_Work to be completed_.
Make a verbatim copy of the entries below; pictures stay out.

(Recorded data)
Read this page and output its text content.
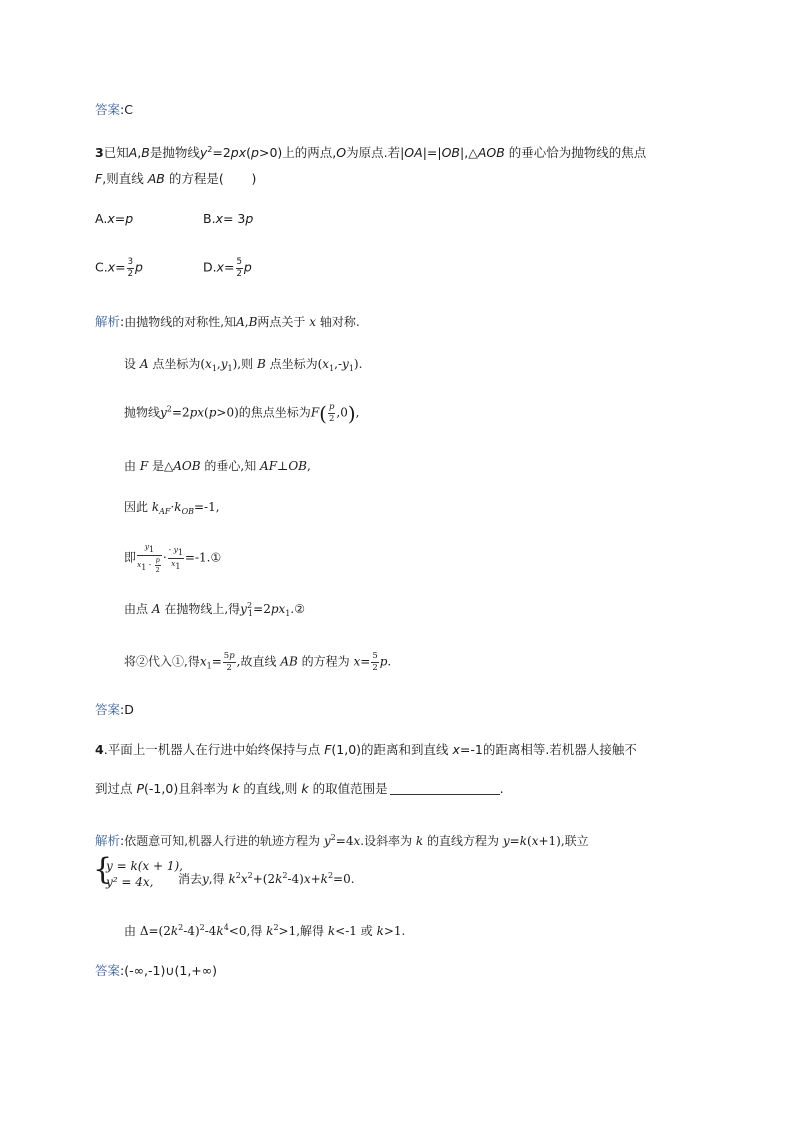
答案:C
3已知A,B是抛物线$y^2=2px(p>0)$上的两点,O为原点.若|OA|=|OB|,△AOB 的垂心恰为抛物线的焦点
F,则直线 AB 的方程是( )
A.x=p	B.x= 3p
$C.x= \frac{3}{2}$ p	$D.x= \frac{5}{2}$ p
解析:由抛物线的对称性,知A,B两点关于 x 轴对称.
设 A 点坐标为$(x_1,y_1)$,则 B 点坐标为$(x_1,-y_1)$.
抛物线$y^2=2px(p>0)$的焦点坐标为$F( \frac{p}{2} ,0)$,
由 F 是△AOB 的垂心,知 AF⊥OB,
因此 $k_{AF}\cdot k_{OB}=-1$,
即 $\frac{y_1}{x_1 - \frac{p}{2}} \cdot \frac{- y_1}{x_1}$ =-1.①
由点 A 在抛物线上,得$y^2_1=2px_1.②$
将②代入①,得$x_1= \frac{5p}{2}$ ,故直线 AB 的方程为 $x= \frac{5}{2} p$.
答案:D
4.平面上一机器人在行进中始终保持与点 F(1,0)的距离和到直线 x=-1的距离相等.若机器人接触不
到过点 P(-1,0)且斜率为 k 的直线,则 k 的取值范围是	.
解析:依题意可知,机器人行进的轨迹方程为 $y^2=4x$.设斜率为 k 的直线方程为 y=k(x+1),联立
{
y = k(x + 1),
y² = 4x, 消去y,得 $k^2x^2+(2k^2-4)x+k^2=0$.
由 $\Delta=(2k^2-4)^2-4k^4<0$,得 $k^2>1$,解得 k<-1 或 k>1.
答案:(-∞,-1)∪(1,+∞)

_Result for this exercise_.
Read this page and output its text content.
答案:C
3已知A,B是抛物线$y^2=2px(p>0)$上的两点,O为原点.若|OA|=|OB|,△AOB 的垂心恰为抛物线的焦点
F,则直线 AB 的方程是( )
A.x=p	B.x= 3p
$C.x= \frac{3}{2}$ p	$D.x= \frac{5}{2}$ p
解析:由抛物线的对称性,知A,B两点关于 x 轴对称.
设 A 点坐标为$(x_1,y_1)$,则 B 点坐标为$(x_1,-y_1)$.
抛物线$y^2=2px(p>0)$的焦点坐标为$F( \frac{p}{2} ,0)$,
由 F 是△AOB 的垂心,知 AF⊥OB,
因此 $k_{AF}\cdot k_{OB}=-1$,
即 $\frac{y_1}{x_1 - \frac{p}{2}} \cdot \frac{- y_1}{x_1}$ =-1.①
由点 A 在抛物线上,得$y^2_1=2px_1.②$
将②代入①,得$x_1= \frac{5p}{2}$ ,故直线 AB 的方程为 $x= \frac{5}{2} p$.
答案:D
4.平面上一机器人在行进中始终保持与点 F(1,0)的距离和到直线 x=-1的距离相等.若机器人接触不
到过点 P(-1,0)且斜率为 k 的直线,则 k 的取值范围是	.
解析:依题意可知,机器人行进的轨迹方程为 $y^2=4x$.设斜率为 k 的直线方程为 y=k(x+1),联立
{
y = k(x + 1),
y² = 4x, 消去y,得 $k^2x^2+(2k^2-4)x+k^2=0$.
由 $\Delta=(2k^2-4)^2-4k^4<0$,得 $k^2>1$,解得 k<-1 或 k>1.
答案:(-∞,-1)∪(1,+∞)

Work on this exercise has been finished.